TEXT SEGMENT:
********

Mrs Panic. Usually a middle-aged woman driving a supermini of some sort. She sees an emergency vehicle on blues and twos coming up fast behind her and decides the best course of action is to stop dead in the middle of the road. It doesn't matter that there's traffic coming the other way so she's blocked its path completely, she'll make it stop and wait to get around her. She genuinely thinks this is the right thing to do and is far better than carrying on driving to a safe stopping place as she's somehow got it into her head that it's illegal to hold up an emergency vehicle and you need to stop and let it pass immediately.

This actually happened when my dad was on blues, she pulled out of a blind junction without looking, saw the ambulance and stopped dead right in the path of it. Ambulance T-Boned her. All okay thankfully but the ambulance and the car were written off. Seen the same thing a few times on Road Wars/Traffic Cops etc where they’re on a shout and someone just stops dead and gives them nowhere to go. 

  • Like 2
Posted

I always pull in far left as I can get ( even if plenty of room for them) & keep my foot on brake ( hopefully signalling I'm not gonna pull out).

********

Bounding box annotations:
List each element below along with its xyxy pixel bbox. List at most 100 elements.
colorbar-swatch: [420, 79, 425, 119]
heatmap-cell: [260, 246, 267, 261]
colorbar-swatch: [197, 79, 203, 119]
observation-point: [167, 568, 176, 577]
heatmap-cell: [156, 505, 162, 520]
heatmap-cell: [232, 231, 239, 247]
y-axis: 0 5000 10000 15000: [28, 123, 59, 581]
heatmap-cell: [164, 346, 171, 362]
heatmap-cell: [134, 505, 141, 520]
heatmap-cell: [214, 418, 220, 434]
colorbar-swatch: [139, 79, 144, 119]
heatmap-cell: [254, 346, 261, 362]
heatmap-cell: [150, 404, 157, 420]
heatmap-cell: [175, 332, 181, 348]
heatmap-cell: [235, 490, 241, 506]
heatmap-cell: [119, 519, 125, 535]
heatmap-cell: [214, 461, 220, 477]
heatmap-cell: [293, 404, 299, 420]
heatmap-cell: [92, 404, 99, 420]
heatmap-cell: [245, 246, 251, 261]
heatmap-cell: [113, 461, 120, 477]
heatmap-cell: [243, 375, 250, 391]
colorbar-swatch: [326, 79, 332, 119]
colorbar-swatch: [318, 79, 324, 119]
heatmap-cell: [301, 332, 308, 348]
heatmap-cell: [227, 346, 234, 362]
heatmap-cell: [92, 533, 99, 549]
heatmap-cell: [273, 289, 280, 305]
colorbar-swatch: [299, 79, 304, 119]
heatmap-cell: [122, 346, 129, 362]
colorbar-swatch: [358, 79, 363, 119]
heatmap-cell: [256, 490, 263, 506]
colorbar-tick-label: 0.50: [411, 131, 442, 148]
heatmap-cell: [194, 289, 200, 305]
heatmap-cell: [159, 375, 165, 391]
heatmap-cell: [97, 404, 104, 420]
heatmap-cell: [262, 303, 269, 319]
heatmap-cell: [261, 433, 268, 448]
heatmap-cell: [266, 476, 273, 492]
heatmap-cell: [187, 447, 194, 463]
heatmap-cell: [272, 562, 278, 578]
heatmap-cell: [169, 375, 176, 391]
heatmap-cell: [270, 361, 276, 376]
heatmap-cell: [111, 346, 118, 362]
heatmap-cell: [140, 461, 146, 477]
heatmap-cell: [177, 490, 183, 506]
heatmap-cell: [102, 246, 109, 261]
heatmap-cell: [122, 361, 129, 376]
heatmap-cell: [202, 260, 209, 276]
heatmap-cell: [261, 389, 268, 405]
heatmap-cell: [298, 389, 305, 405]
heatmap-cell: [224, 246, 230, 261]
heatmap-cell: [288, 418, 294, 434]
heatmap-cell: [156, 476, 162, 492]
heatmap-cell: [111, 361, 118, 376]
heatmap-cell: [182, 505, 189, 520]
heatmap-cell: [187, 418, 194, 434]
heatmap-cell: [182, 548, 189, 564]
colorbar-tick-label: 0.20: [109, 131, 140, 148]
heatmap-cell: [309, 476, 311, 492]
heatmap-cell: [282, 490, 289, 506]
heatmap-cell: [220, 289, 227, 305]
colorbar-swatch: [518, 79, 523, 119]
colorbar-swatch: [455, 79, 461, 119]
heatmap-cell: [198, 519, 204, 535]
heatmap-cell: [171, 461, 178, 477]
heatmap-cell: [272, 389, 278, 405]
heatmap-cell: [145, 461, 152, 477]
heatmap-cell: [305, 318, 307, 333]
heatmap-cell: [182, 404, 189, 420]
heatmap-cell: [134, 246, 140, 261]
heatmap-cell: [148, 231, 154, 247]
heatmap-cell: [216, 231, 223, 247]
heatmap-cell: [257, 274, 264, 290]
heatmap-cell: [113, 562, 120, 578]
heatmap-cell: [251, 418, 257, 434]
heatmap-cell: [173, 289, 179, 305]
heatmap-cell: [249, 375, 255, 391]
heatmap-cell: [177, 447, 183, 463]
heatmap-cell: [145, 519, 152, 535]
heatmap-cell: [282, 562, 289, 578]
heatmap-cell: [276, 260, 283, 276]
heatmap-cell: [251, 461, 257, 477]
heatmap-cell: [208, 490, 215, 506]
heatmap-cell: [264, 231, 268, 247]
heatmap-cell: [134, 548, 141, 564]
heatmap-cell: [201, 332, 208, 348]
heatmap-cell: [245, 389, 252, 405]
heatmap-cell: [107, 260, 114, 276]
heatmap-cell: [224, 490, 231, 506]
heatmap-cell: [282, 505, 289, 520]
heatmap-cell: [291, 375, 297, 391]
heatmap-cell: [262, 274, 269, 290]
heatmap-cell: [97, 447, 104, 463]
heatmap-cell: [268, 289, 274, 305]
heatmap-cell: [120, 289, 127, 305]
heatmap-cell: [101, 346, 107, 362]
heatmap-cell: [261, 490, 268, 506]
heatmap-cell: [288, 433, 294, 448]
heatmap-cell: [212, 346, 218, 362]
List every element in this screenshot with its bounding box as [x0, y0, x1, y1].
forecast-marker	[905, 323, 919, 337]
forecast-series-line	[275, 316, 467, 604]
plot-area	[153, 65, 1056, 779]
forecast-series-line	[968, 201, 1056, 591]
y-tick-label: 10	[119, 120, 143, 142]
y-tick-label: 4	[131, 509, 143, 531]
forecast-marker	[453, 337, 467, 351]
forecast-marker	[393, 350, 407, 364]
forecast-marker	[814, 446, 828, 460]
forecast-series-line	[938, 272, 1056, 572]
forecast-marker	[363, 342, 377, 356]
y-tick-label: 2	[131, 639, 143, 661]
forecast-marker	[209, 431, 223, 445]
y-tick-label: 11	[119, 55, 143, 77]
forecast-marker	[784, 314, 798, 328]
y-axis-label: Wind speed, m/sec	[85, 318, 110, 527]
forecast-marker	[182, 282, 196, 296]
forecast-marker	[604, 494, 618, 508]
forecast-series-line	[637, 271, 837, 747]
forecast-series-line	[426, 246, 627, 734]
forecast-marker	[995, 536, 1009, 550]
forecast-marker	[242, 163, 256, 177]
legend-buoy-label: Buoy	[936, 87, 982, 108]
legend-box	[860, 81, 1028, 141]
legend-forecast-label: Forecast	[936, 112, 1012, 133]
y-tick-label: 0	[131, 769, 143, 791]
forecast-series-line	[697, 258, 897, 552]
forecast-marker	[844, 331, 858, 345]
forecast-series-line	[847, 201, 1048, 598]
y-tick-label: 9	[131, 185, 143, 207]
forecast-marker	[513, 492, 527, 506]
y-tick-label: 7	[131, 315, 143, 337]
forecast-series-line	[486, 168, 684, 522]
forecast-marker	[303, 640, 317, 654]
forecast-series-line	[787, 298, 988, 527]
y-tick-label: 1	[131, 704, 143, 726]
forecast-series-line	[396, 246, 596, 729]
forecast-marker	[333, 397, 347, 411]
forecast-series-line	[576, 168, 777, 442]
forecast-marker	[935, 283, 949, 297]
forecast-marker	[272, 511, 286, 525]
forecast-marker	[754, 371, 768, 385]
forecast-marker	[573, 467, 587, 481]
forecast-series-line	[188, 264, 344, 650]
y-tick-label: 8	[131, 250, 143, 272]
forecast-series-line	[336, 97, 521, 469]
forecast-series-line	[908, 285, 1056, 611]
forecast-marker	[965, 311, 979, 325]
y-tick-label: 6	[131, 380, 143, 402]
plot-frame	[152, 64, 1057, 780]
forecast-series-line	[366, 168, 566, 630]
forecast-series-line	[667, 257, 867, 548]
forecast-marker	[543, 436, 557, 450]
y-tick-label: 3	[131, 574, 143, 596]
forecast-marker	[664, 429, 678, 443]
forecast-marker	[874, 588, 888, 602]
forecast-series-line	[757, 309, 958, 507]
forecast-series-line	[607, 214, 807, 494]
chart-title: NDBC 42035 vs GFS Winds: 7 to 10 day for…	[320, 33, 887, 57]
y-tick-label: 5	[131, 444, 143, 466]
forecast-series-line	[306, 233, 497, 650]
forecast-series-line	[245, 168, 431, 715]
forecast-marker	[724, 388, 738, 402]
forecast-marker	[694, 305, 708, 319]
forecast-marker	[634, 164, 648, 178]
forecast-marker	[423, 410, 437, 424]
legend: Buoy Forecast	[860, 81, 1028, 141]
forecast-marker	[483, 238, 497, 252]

********

EXERCISE INSTRUCTIONS:
**a.** Can you answer these about the forum post about emergency vehicles?
(i) What sort of car is "Mrs Panic" usually driving?
(ii) What happened to the ambulance and the car after the collision?
(iii) What does the last poster keep a foot on after pulling in to the left?
**b.** Could you resume the forum post about emergency vehicles, picking up right after its last sentence?
These rows are separate material and have no connection to the forum post about emergency vehicles.

TASK ANSWERS:
**a.**
(i) A supermini of some sort.
(ii) Both were written off.
(iii) The brake.

**b.**
It was same with recover trucks once in side of road white speclift light bar going loading a white Punto with hazards on, road was twice normal width so traffic was easily passing couple slowed & stopped a cars length behind looked bewildered then decided to drive around & carryon🤔🤔🤔

Posted

Dashcam Pam/Bob

The Dashcammer is either a middle aged Bob or Pam.

They drive a nondescript 3-pot car, usually something like a Peugeot 107/Toyota Aygo or other. 

They see themselves as the absolute gold-standard of drivers. Everything they do, they think they are the best at it.

Yet, they can't control their ego/entitlement, any incedent sees them drive into dabger just to make a point and then try and convince everyone else around them that they were in the right.

For example, vehicle may overtake them on a long straight road legally and safely if going a tad faster than the l speed limit or take the chance and pull out safely from a minor sode road without inconveniencing anyone. Bob/Pam will almost certainly look to reprimand said driver by blaring their horn/flashing their lights and shouting abuse.

If ever they were to see someone cutting into their lane (a good few yards away) or nipping out onto the roundabout before they could even reach the junction, they'll stop dead in the middle of the road, or better still, drive into the danger zone and end up crumpling their wing/door and causing damage to the other vehicle.

With that, they'll happily send off their footage to some Dashcam UK channel on YouTube believing that they are in the right. 

Invariably, they'll get torn apart in the comments section and in some extreme circumstances have their footage sent to the Police for assessment. If an accident has occured, they'll be absolutely shocked and outraged that the insurance company has found in favour of the other driver, simply because they weren't looking ahead and taking avoiding action. They may even get a review from a large ginger bearded Geordie bloke from Newcastle on their insurance claim.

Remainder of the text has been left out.